Records shown section start

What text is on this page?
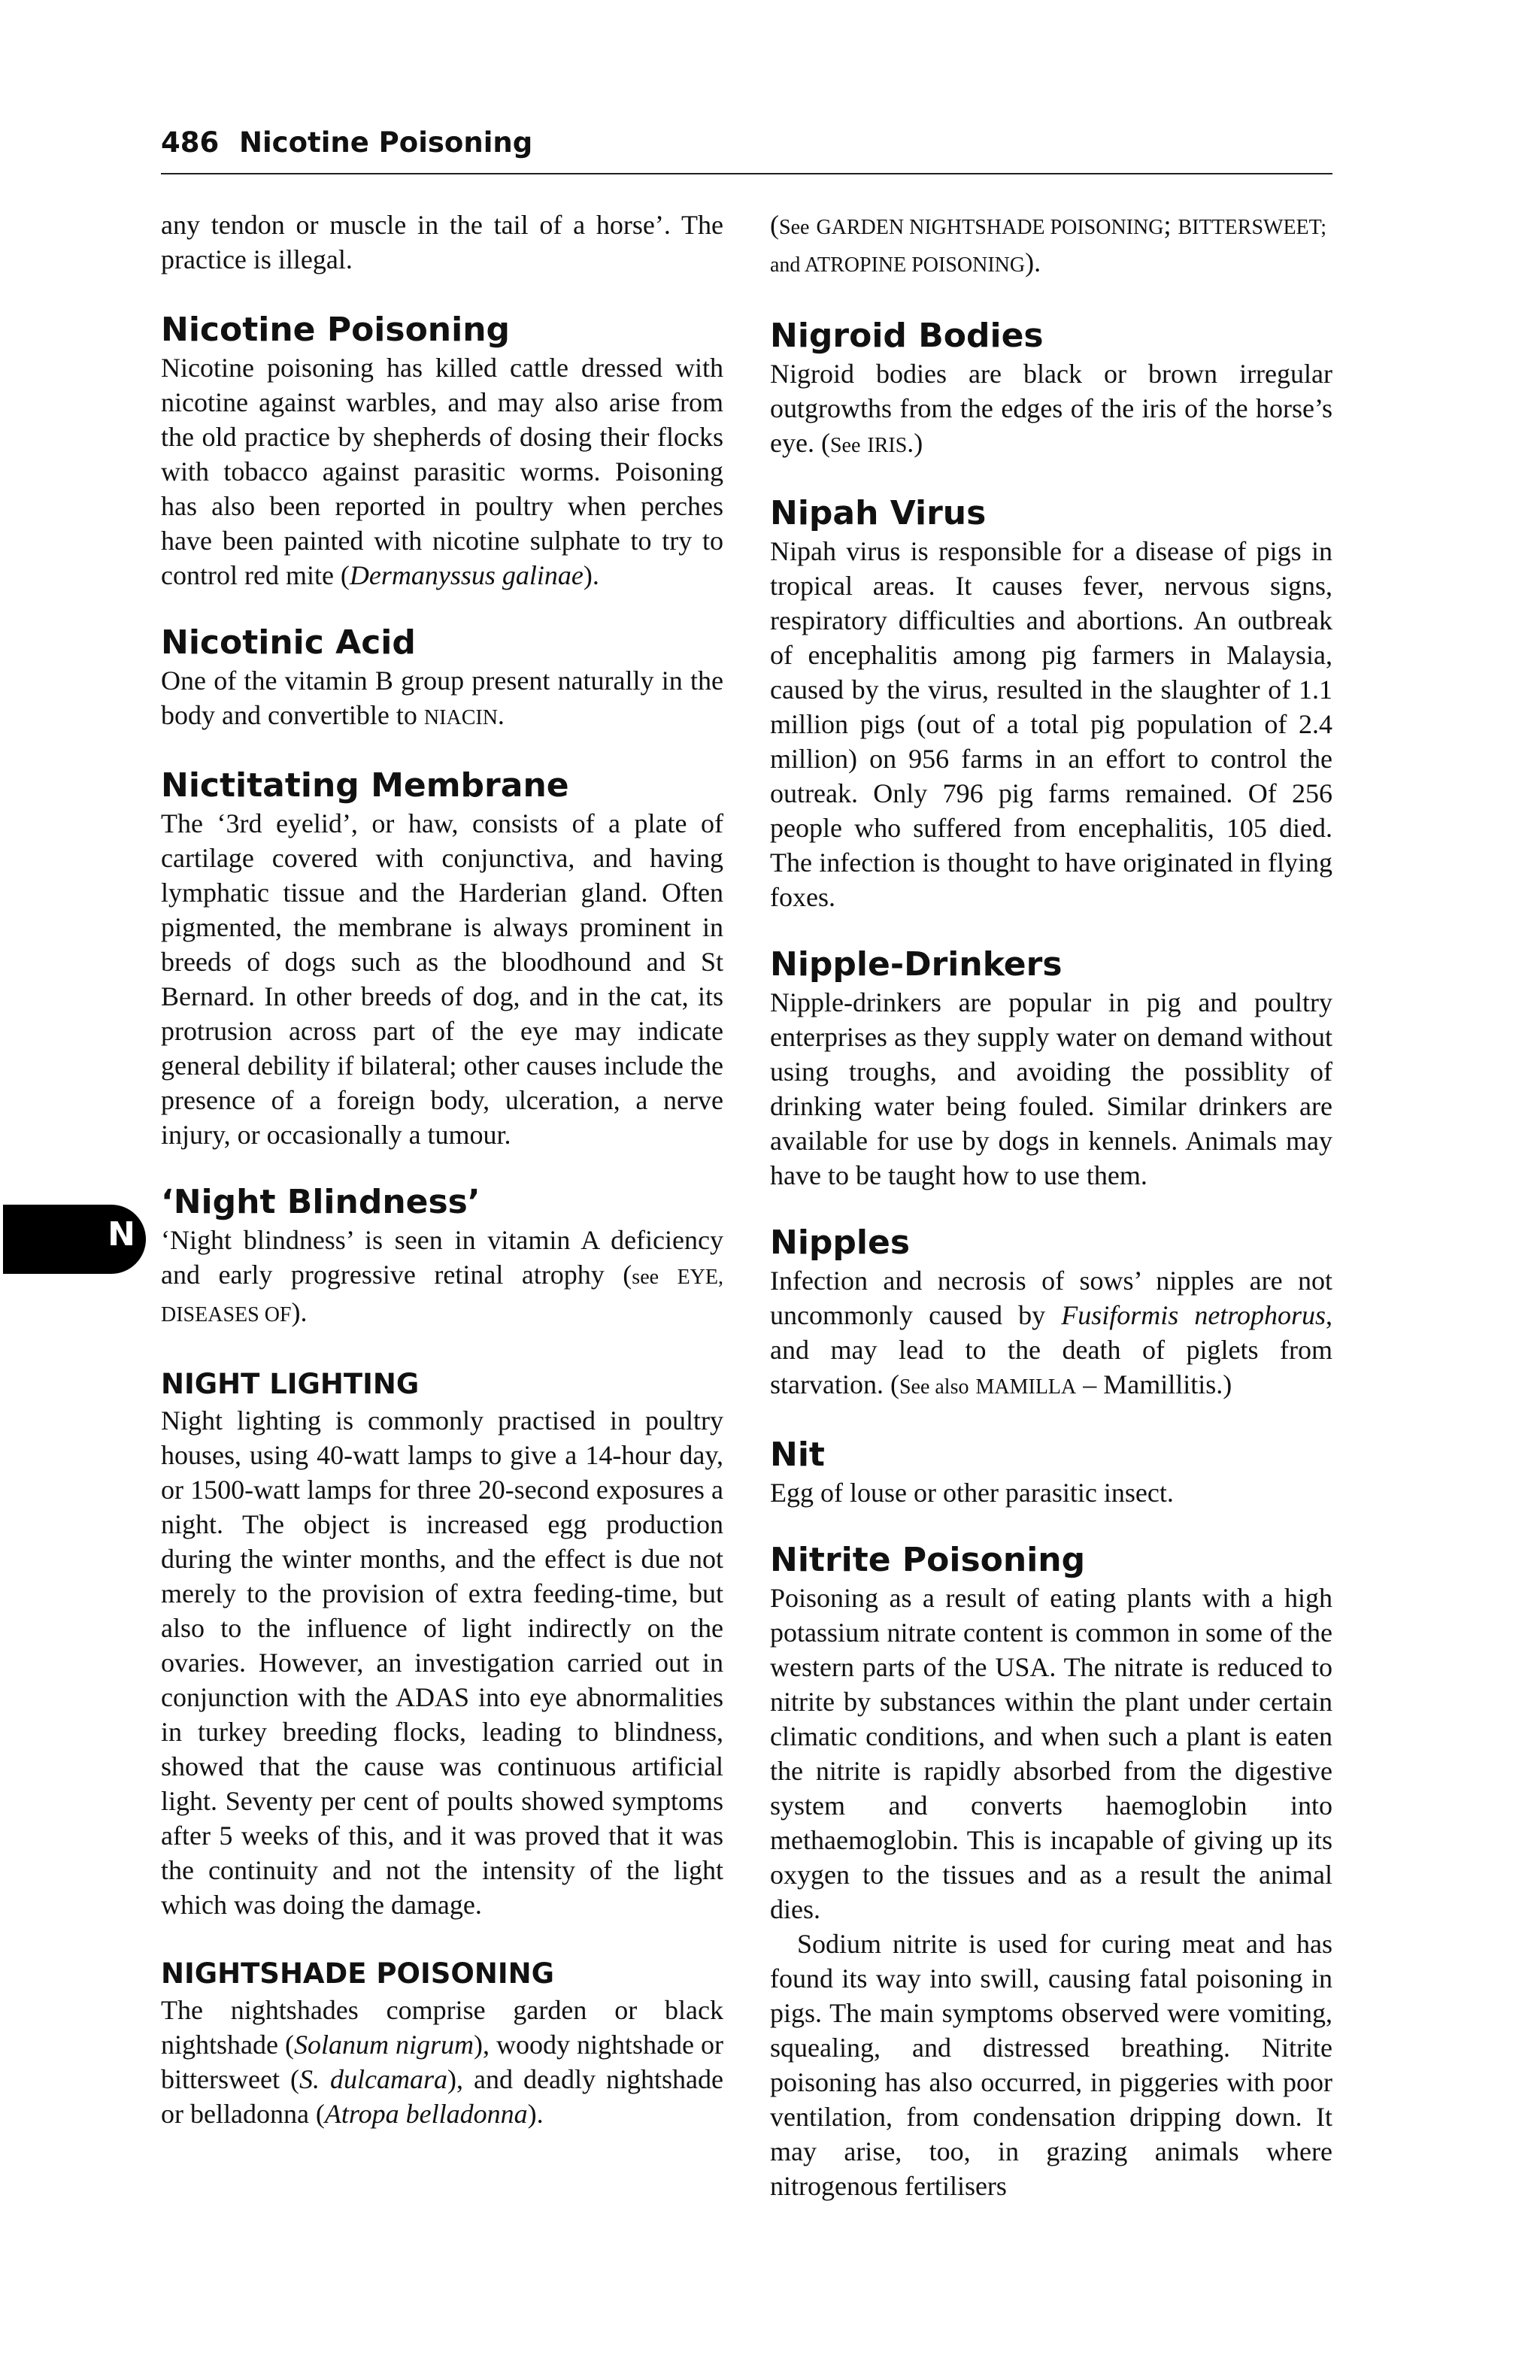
486 Nicotine Poisoning
N

any tendon or muscle in the tail of a horse’. The practice is illegal.

Nicotine Poisoning

Nicotine poisoning has killed cattle dressed with nicotine against warbles, and may also arise from the old practice by shepherds of dosing their flocks with tobacco against parasitic worms. Poisoning has also been reported in poultry when perches have been painted with nicotine sulphate to try to control red mite (Dermanyssus galinae).

Nicotinic Acid

One of the vitamin B group present naturally in the body and convertible to NIACIN.

Nictitating Membrane

The ‘3rd eyelid’, or haw, consists of a plate of cartilage covered with conjunctiva, and having lymphatic tissue and the Harderian gland. Often pigmented, the membrane is always prominent in breeds of dogs such as the bloodhound and St Bernard. In other breeds of dog, and in the cat, its protrusion across part of the eye may indicate general debility if bilateral; other causes include the presence of a foreign body, ulceration, a nerve injury, or occasionally a tumour.

‘Night Blindness’

‘Night blindness’ is seen in vitamin A deficiency and early progressive retinal atrophy (see EYE, DISEASES OF).

NIGHT LIGHTING

Night lighting is commonly practised in poultry houses, using 40-watt lamps to give a 14-hour day, or 1500-watt lamps for three 20-second exposures a night. The object is increased egg production during the winter months, and the effect is due not merely to the provision of extra feeding-time, but also to the influence of light indirectly on the ovaries. However, an investigation carried out in conjunction with the ADAS into eye abnormalities in turkey breeding flocks, leading to blindness, showed that the cause was continuous artificial light. Seventy per cent of poults showed symptoms after 5 weeks of this, and it was proved that it was the continuity and not the intensity of the light which was doing the damage.

NIGHTSHADE POISONING

The nightshades comprise garden or black nightshade (Solanum nigrum), woody nightshade or bittersweet (S. dulcamara), and deadly nightshade or belladonna (Atropa belladonna).

(See GARDEN NIGHTSHADE POISONING; BITTERSWEET; and ATROPINE POISONING).

Nigroid Bodies

Nigroid bodies are black or brown irregular outgrowths from the edges of the iris of the horse’s eye. (See IRIS.)

Nipah Virus

Nipah virus is responsible for a disease of pigs in tropical areas. It causes fever, nervous signs, respiratory difficulties and abortions. An outbreak of encephalitis among pig farmers in Malaysia, caused by the virus, resulted in the slaughter of 1.1 million pigs (out of a total pig population of 2.4 million) on 956 farms in an effort to control the outreak. Only 796 pig farms remained. Of 256 people who suffered from encephalitis, 105 died. The infection is thought to have originated in flying foxes.

Nipple-Drinkers

Nipple-drinkers are popular in pig and poultry enterprises as they supply water on demand without using troughs, and avoiding the possiblity of drinking water being fouled. Similar drinkers are available for use by dogs in kennels. Animals may have to be taught how to use them.

Nipples

Infection and necrosis of sows’ nipples are not uncommonly caused by Fusiformis netrophorus, and may lead to the death of piglets from starvation. (See also MAMILLA – Mamillitis.)

Nit

Egg of louse or other parasitic insect.

Nitrite Poisoning

Poisoning as a result of eating plants with a high potassium nitrate content is common in some of the western parts of the USA. The nitrate is reduced to nitrite by substances within the plant under certain climatic conditions, and when such a plant is eaten the nitrite is rapidly absorbed from the digestive system and converts haemoglobin into methaemoglobin. This is incapable of giving up its oxygen to the tissues and as a result the animal dies.

Sodium nitrite is used for curing meat and has found its way into swill, causing fatal poisoning in pigs. The main symptoms observed were vomiting, squealing, and distressed breathing. Nitrite poisoning has also occurred, in piggeries with poor ventilation, from condensation dripping down. It may arise, too, in grazing animals where nitrogenous fertilisers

Records shown section end

What you have to do: Each line above that contains the word "black" should be copied.

Response to this exercise:
The nightshades comprise garden or black nightshade (Solanum nigrum), woody nightshade or bittersweet (S. dulcamara), and deadly nightshade or belladonna (Atropa belladonna).
Nigroid bodies are black or brown irregular outgrowths from the edges of the iris of the horse’s eye. (See IRIS.)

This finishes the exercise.